┌────────

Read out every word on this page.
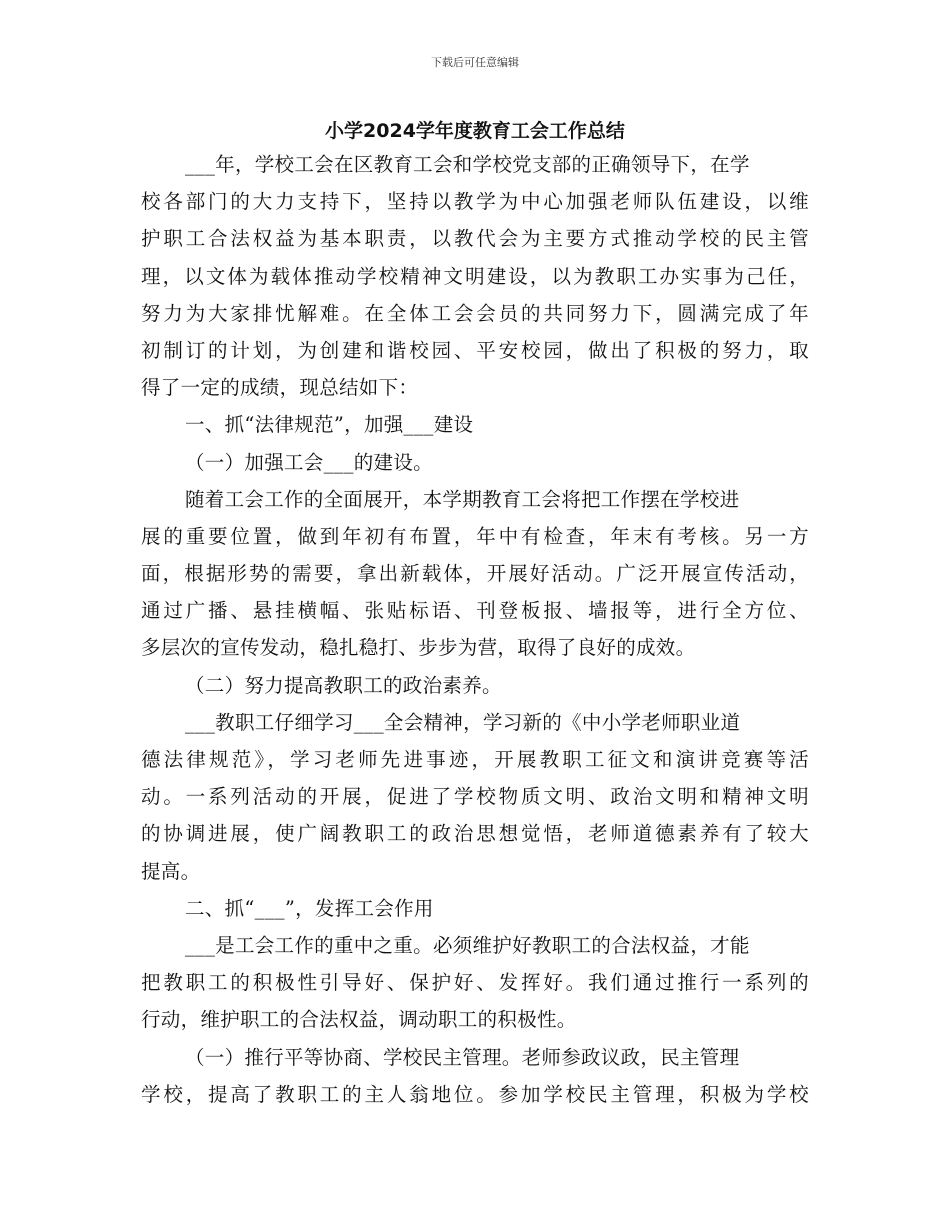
下载后可任意编辑
小学2024学年度教育工会工作总结
___年，学校工会在区教育工会和学校党支部的正确领导下，在学
校各部门的大力支持下，坚持以教学为中心加强老师队伍建设，以维
护职工合法权益为基本职责，以教代会为主要方式推动学校的民主管
理，以文体为载体推动学校精神文明建设，以为教职工办实事为己任，
努力为大家排忧解难。在全体工会会员的共同努力下，圆满完成了年
初制订的计划，为创建和谐校园、平安校园，做出了积极的努力，取
得了一定的成绩，现总结如下：
一、抓“法律规范”，加强___建设
（一）加强工会___的建设。
随着工会工作的全面展开，本学期教育工会将把工作摆在学校进
展的重要位置，做到年初有布置，年中有检查，年末有考核。另一方
面，根据形势的需要，拿出新载体，开展好活动。广泛开展宣传活动，
通过广播、悬挂横幅、张贴标语、刊登板报、墙报等，进行全方位、
多层次的宣传发动，稳扎稳打、步步为营，取得了良好的成效。
（二）努力提高教职工的政治素养。
___教职工仔细学习___全会精神，学习新的《中小学老师职业道
德法律规范》，学习老师先进事迹，开展教职工征文和演讲竞赛等活
动。一系列活动的开展，促进了学校物质文明、政治文明和精神文明
的协调进展，使广阔教职工的政治思想觉悟，老师道德素养有了较大
提高。
二、抓“___”，发挥工会作用
___是工会工作的重中之重。必须维护好教职工的合法权益，才能
把教职工的积极性引导好、保护好、发挥好。我们通过推行一系列的
行动，维护职工的合法权益，调动职工的积极性。
（一）推行平等协商、学校民主管理。老师参政议政，民主管理
学校，提高了教职工的主人翁地位。参加学校民主管理，积极为学校
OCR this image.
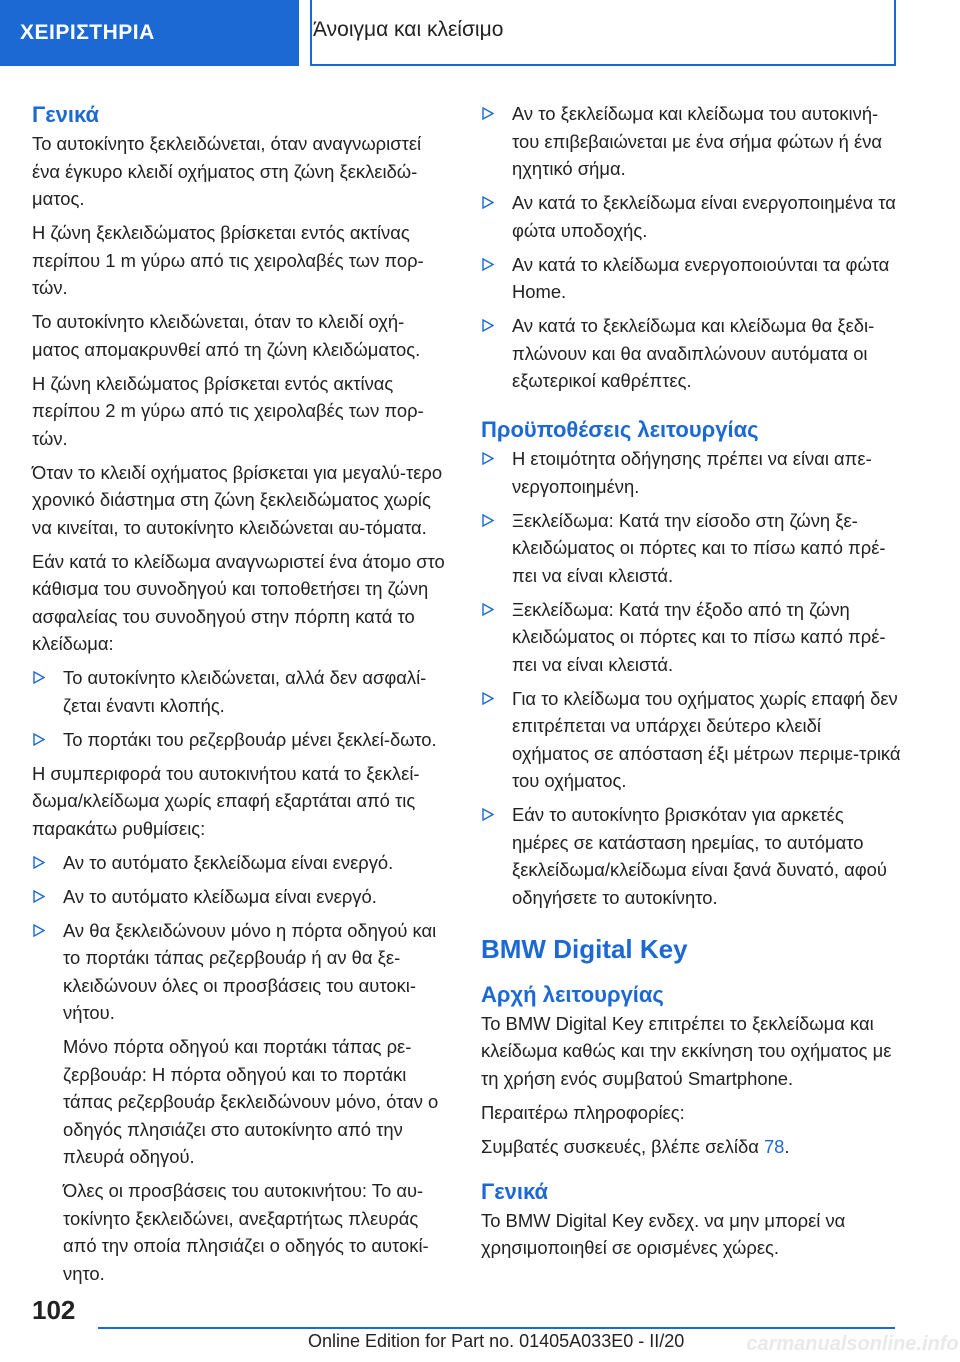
ΧΕΙΡΙΣΤΗΡΙΑ	Άνοιγμα και κλείσιμο
Γενικά

Το αυτοκίνητο ξεκλειδώνεται, όταν αναγνωριστεί ένα έγκυρο κλειδί οχήματος στη ζώνη ξεκλειδώ‐ματος.

Η ζώνη ξεκλειδώματος βρίσκεται εντός ακτίνας περίπου 1 m γύρω από τις χειρολαβές των πορ‐τών.

Το αυτοκίνητο κλειδώνεται, όταν το κλειδί οχή‐ματος απομακρυνθεί από τη ζώνη κλειδώματος.

Η ζώνη κλειδώματος βρίσκεται εντός ακτίνας περίπου 2 m γύρω από τις χειρολαβές των πορ‐τών.

Όταν το κλειδί οχήματος βρίσκεται για μεγαλύ‐τερο χρονικό διάστημα στη ζώνη ξεκλειδώματος χωρίς να κινείται, το αυτοκίνητο κλειδώνεται αυ‐τόματα.

Εάν κατά το κλείδωμα αναγνωριστεί ένα άτομο στο κάθισμα του συνοδηγού και τοποθετήσει τη ζώνη ασφαλείας του συνοδηγού στην πόρπη κατά το κλείδωμα:

Το αυτοκίνητο κλειδώνεται, αλλά δεν ασφαλί‐ζεται έναντι κλοπής.
Το πορτάκι του ρεζερβουάρ μένει ξεκλεί‐δωτο.

Η συμπεριφορά του αυτοκινήτου κατά το ξεκλεί‐δωμα/κλείδωμα χωρίς επαφή εξαρτάται από τις παρακάτω ρυθμίσεις:

Αν το αυτόματο ξεκλείδωμα είναι ενεργό.
Αν το αυτόματο κλείδωμα είναι ενεργό.
Αν θα ξεκλειδώνουν μόνο η πόρτα οδηγού και το πορτάκι τάπας ρεζερβουάρ ή αν θα ξε‐κλειδώνουν όλες οι προσβάσεις του αυτοκι‐νήτου.

Μόνο πόρτα οδηγού και πορτάκι τάπας ρε‐ζερβουάρ: Η πόρτα οδηγού και το πορτάκι τάπας ρεζερβουάρ ξεκλειδώνουν μόνο, όταν ο οδηγός πλησιάζει στο αυτοκίνητο από την πλευρά οδηγού.

Όλες οι προσβάσεις του αυτοκινήτου: Το αυ‐τοκίνητο ξεκλειδώνει, ανεξαρτήτως πλευράς από την οποία πλησιάζει ο οδηγός το αυτοκί‐νητο.

Αν το ξεκλείδωμα και κλείδωμα του αυτοκινή‐του επιβεβαιώνεται με ένα σήμα φώτων ή ένα ηχητικό σήμα.
Αν κατά το ξεκλείδωμα είναι ενεργοποιημένα τα φώτα υποδοχής.
Αν κατά το κλείδωμα ενεργοποιούνται τα φώτα Home.
Αν κατά το ξεκλείδωμα και κλείδωμα θα ξεδι‐πλώνουν και θα αναδιπλώνουν αυτόματα οι εξωτερικοί καθρέπτες.
Προϋποθέσεις λειτουργίας
Η ετοιμότητα οδήγησης πρέπει να είναι απε‐νεργοποιημένη.
Ξεκλείδωμα: Κατά την είσοδο στη ζώνη ξε‐κλειδώματος οι πόρτες και το πίσω καπό πρέ‐πει να είναι κλειστά.
Ξεκλείδωμα: Κατά την έξοδο από τη ζώνη κλειδώματος οι πόρτες και το πίσω καπό πρέ‐πει να είναι κλειστά.
Για το κλείδωμα του οχήματος χωρίς επαφή δεν επιτρέπεται να υπάρχει δεύτερο κλειδί οχήματος σε απόσταση έξι μέτρων περιμε‐τρικά του οχήματος.
Εάν το αυτοκίνητο βρισκόταν για αρκετές ημέρες σε κατάσταση ηρεμίας, το αυτόματο ξεκλείδωμα/κλείδωμα είναι ξανά δυνατό, αφού οδηγήσετε το αυτοκίνητο.
BMW Digital Key
Αρχή λειτουργίας

Το BMW Digital Key επιτρέπει το ξεκλείδωμα και κλείδωμα καθώς και την εκκίνηση του οχήματος με τη χρήση ενός συμβατού Smartphone.

Περαιτέρω πληροφορίες:

Συμβατές συσκευές, βλέπε σελίδα 78.

Γενικά

Το BMW Digital Key ενδεχ. να μην μπορεί να χρησιμοποιηθεί σε ορισμένες χώρες.

102
Online Edition for Part no. 01405A033E0 - II/20	carmanualsonline.info
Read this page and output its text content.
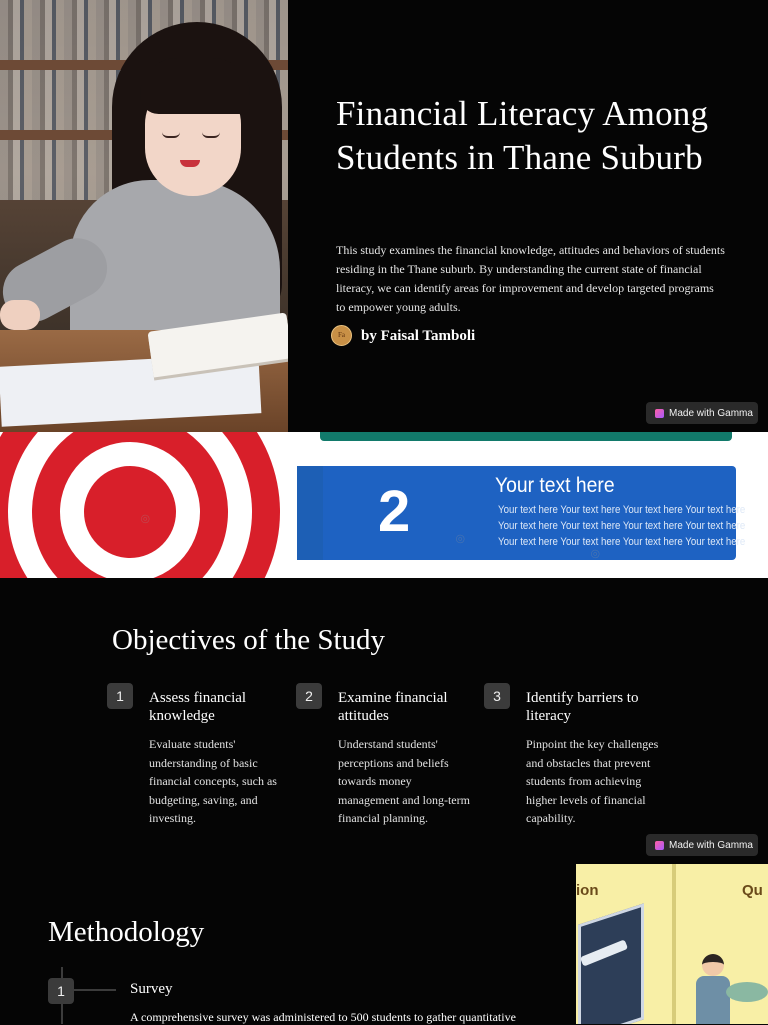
Financial Literacy Among Students in Thane Suburb

This study examines the financial knowledge, attitudes and behaviors of students residing in the Thane suburb. By understanding the current state of financial literacy, we can identify areas for improvement and develop targeted programs to empower young adults.

Fa	by Faisal Tamboli
Made with Gamma
2	Your text here
Your text here Your text here Your text here Your text here
Your text here Your text here Your text here Your text here
Your text here Your text here Your text here Your text here
◎
◎
◎
Objectives of the Study
1	Assess financial knowledge
Evaluate students' understanding of basic financial concepts, such as budgeting, saving, and investing.
2	Examine financial attitudes
Understand students' perceptions and beliefs towards money management and long-term financial planning.
3	Identify barriers to literacy
Pinpoint the key challenges and obstacles that prevent students from achieving higher levels of financial capability.
Made with Gamma
Methodology
1	Survey
A comprehensive survey was administered to 500 students to gather quantitative
ion	Qu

└────────

## [Written request]
Copy each line in the data that holds the word "βρίσκεται".

## [Solution to the problem]
Η ζώνη ξεκλειδώματος βρίσκεται εντός ακτίνας περίπου 1 m γύρω από τις χειρολαβές των πορ‐τών.
Η ζώνη κλειδώματος βρίσκεται εντός ακτίνας περίπου 2 m γύρω από τις χειρολαβές των πορ‐τών.
Όταν το κλειδί οχήματος βρίσκεται για μεγαλύ‐τερο χρονικό διάστημα στη ζώνη ξεκλειδώματος χωρίς να κινείται, το αυτοκίνητο κλειδώνεται αυ‐τόματα.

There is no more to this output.